── Supplied data ──
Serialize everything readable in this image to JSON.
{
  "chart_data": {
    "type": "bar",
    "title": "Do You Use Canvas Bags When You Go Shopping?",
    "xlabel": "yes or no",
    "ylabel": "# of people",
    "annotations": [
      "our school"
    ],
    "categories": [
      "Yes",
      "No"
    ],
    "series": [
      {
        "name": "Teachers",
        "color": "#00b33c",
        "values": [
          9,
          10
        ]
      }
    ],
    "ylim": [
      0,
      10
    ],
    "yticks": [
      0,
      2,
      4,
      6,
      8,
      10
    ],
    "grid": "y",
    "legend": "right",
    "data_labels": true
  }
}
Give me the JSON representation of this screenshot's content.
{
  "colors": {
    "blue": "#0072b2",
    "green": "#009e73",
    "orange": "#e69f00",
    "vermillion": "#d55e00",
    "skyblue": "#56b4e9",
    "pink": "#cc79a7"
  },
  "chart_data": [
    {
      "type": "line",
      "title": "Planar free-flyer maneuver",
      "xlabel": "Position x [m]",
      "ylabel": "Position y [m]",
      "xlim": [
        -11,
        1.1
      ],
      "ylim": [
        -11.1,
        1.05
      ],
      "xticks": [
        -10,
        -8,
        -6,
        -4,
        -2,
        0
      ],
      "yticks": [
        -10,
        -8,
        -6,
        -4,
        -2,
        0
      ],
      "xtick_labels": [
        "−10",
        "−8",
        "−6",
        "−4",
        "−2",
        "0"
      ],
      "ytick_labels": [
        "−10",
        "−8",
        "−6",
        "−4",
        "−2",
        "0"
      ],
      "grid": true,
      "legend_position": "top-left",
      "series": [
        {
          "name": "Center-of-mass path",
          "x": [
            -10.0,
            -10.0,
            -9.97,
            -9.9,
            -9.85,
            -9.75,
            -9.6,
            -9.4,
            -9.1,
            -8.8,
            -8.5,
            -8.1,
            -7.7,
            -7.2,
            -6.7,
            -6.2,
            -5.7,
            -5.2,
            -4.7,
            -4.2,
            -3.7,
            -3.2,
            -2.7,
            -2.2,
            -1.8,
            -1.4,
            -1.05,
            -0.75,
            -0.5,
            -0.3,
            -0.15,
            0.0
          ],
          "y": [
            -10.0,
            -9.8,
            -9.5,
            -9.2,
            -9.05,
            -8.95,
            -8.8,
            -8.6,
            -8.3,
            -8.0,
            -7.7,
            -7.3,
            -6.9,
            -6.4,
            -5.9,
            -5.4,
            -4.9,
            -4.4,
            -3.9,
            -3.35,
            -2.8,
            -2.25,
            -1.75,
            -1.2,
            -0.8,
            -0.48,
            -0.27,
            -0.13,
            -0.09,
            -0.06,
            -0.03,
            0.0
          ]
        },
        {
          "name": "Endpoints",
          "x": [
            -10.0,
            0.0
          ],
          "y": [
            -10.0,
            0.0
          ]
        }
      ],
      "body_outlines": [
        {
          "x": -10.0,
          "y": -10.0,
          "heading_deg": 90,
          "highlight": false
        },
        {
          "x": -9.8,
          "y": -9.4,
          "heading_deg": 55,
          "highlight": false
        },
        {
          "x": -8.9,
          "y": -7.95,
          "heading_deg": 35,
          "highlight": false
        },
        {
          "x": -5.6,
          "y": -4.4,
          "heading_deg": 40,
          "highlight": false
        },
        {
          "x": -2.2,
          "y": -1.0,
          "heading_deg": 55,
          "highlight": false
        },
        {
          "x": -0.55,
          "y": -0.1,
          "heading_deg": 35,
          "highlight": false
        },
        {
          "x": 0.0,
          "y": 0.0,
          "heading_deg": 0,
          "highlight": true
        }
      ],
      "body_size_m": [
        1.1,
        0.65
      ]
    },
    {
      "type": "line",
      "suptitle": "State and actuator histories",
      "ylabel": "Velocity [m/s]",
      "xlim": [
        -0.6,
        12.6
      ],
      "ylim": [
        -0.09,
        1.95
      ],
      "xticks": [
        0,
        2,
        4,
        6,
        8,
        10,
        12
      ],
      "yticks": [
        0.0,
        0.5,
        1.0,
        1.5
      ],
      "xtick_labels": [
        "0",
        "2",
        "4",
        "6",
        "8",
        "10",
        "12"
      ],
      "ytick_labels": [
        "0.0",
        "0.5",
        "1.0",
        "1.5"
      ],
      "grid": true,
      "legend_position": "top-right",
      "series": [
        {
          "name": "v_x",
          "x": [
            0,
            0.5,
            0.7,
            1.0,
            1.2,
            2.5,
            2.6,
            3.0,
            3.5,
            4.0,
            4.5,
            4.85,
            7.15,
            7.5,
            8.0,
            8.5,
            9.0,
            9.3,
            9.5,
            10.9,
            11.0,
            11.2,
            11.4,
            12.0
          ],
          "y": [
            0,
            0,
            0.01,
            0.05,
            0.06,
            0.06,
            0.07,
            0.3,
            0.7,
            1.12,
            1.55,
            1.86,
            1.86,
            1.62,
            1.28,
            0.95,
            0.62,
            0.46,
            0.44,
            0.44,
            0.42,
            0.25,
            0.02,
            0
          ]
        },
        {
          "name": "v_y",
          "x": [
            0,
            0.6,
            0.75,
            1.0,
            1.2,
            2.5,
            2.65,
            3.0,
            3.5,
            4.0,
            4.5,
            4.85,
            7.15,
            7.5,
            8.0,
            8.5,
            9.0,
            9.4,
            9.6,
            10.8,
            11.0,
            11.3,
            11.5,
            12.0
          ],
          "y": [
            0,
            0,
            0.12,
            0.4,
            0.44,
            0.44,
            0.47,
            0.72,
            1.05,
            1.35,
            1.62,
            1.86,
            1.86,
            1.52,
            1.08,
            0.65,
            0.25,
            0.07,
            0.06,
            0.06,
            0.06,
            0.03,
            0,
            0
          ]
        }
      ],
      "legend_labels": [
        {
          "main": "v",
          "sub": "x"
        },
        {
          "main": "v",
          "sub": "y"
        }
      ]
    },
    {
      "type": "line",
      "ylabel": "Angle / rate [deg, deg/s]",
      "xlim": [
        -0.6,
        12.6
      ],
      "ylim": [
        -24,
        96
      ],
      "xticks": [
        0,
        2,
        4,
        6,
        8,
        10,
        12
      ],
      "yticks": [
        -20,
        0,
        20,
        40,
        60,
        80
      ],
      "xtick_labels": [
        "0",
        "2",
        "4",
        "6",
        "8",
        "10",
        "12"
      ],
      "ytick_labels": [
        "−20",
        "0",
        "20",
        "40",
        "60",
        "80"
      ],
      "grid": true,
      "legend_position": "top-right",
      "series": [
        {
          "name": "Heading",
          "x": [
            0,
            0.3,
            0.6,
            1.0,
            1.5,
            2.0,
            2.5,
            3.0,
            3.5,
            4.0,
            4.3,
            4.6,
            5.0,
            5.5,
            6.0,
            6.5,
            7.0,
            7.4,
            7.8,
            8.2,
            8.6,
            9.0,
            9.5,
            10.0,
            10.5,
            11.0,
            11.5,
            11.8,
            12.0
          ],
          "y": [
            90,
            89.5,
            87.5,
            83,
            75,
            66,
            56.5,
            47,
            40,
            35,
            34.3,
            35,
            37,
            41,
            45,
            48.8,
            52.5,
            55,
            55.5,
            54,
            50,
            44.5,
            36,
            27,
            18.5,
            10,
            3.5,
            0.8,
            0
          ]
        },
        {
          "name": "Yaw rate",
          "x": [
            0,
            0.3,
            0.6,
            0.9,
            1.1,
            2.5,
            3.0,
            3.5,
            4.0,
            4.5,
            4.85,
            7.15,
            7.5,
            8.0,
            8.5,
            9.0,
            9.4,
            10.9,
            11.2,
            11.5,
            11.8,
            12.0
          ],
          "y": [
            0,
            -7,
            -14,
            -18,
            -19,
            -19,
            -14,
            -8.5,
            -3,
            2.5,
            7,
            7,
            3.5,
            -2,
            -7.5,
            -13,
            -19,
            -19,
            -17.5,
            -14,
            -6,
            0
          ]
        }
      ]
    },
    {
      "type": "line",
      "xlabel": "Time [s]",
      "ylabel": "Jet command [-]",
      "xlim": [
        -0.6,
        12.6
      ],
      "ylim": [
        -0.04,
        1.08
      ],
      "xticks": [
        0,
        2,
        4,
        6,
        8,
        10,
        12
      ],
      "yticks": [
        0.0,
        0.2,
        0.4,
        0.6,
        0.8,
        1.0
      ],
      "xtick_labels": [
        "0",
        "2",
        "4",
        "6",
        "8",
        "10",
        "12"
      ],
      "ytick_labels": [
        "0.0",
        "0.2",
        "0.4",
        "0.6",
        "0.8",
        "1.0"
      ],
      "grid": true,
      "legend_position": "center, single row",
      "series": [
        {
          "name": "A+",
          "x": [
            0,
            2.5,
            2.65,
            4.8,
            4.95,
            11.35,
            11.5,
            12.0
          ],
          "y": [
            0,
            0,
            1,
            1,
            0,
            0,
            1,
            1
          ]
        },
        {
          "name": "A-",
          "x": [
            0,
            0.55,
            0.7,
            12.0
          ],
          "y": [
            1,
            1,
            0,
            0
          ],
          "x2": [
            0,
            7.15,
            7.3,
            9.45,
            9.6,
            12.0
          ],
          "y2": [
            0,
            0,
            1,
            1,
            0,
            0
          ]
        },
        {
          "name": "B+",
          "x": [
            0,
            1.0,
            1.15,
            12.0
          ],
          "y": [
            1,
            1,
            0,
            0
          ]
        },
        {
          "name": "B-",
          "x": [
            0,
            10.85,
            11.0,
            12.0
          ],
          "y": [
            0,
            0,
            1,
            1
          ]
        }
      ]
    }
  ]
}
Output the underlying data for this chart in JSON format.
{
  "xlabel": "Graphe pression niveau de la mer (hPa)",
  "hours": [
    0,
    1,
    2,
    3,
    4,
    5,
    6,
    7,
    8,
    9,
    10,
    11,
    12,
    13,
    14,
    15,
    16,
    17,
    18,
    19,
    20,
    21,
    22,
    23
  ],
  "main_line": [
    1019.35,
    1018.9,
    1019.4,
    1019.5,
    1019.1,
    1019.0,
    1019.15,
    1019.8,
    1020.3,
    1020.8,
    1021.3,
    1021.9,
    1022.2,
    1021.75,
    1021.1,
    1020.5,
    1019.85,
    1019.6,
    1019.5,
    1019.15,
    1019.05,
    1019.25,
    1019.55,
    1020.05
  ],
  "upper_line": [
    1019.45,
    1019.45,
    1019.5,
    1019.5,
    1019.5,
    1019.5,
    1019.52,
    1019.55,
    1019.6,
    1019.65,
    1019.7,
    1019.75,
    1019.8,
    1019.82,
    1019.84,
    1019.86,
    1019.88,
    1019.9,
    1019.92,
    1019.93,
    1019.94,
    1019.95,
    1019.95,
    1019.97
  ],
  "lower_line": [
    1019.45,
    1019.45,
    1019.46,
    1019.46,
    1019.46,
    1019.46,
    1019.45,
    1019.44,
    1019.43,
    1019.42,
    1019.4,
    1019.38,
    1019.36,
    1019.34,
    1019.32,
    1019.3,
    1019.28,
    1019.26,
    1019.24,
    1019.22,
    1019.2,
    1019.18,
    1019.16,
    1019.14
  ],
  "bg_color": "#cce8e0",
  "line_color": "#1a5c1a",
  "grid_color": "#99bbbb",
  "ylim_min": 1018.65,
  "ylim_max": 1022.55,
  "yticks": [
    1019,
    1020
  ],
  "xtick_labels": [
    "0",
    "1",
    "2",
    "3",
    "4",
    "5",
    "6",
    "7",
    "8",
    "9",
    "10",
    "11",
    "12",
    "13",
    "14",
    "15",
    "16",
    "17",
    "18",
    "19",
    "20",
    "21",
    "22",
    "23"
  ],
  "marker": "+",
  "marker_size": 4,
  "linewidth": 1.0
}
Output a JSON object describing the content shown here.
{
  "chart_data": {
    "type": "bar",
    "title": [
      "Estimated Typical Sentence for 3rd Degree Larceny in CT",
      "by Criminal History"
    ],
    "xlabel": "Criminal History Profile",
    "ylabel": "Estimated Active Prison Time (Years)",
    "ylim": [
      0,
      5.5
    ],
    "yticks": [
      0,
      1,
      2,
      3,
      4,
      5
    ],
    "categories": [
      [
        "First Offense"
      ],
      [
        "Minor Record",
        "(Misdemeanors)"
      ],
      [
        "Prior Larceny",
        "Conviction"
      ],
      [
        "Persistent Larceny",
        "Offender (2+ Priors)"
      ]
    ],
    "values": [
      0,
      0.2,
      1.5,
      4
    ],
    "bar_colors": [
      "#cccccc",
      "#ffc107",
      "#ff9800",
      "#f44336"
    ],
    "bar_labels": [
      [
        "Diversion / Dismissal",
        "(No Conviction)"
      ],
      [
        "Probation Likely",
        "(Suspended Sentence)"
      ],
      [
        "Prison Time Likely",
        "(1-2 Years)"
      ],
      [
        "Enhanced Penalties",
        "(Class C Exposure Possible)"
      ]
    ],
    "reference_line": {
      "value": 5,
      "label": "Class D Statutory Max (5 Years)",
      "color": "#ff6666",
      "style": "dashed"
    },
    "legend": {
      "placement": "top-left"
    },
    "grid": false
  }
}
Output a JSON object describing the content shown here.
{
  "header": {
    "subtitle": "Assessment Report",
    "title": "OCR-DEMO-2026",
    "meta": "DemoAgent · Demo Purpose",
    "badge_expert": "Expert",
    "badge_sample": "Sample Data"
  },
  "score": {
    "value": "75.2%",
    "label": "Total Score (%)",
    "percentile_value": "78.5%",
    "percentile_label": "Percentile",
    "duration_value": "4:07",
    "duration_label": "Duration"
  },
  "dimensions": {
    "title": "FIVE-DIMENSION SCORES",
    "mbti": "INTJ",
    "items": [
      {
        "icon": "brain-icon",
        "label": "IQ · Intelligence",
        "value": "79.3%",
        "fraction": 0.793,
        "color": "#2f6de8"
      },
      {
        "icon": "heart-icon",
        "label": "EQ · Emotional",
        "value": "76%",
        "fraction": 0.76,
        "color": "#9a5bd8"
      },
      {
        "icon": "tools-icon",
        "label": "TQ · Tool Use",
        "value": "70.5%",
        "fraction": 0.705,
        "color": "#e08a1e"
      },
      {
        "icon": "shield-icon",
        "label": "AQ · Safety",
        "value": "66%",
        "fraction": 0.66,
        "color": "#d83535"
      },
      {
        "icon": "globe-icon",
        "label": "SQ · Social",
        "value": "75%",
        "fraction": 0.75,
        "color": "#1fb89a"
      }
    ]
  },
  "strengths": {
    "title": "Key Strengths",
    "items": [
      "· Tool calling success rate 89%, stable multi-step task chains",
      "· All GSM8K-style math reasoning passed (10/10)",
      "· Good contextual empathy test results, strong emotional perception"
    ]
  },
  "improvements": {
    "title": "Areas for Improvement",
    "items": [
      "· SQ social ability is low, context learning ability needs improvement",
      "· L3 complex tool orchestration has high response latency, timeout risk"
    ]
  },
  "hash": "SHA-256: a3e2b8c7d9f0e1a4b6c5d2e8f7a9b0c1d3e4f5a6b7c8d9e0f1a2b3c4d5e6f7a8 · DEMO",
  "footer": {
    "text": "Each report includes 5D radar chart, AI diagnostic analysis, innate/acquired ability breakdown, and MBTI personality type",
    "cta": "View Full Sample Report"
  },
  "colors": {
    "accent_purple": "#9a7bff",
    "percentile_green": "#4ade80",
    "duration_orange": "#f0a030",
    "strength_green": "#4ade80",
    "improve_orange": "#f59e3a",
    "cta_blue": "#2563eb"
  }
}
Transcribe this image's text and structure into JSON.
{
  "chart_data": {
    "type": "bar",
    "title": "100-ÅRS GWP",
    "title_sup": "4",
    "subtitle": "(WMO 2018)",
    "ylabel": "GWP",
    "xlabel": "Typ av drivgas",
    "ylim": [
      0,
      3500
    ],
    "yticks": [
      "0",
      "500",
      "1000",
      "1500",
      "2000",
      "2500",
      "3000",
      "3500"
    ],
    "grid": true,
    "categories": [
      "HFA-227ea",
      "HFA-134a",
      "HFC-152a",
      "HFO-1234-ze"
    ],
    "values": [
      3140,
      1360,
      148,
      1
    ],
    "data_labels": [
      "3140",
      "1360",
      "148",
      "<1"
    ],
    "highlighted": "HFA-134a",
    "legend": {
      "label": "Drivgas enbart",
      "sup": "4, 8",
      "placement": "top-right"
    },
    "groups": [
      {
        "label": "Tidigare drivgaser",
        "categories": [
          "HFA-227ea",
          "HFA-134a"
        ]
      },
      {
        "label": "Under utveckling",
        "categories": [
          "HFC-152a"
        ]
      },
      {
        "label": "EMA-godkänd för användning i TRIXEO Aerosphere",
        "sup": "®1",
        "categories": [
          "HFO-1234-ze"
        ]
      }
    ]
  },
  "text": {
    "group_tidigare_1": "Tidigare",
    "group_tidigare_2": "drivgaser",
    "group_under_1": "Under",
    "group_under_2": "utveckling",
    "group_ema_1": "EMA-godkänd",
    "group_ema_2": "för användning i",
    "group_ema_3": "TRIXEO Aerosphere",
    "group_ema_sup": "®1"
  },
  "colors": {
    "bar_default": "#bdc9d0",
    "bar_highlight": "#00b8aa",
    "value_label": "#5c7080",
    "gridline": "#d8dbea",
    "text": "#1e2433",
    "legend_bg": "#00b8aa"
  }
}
───
■ Objective ■
The answer is a single number, the count of lines in the records that contain the string "rate".

■ Result of the exercise ■
3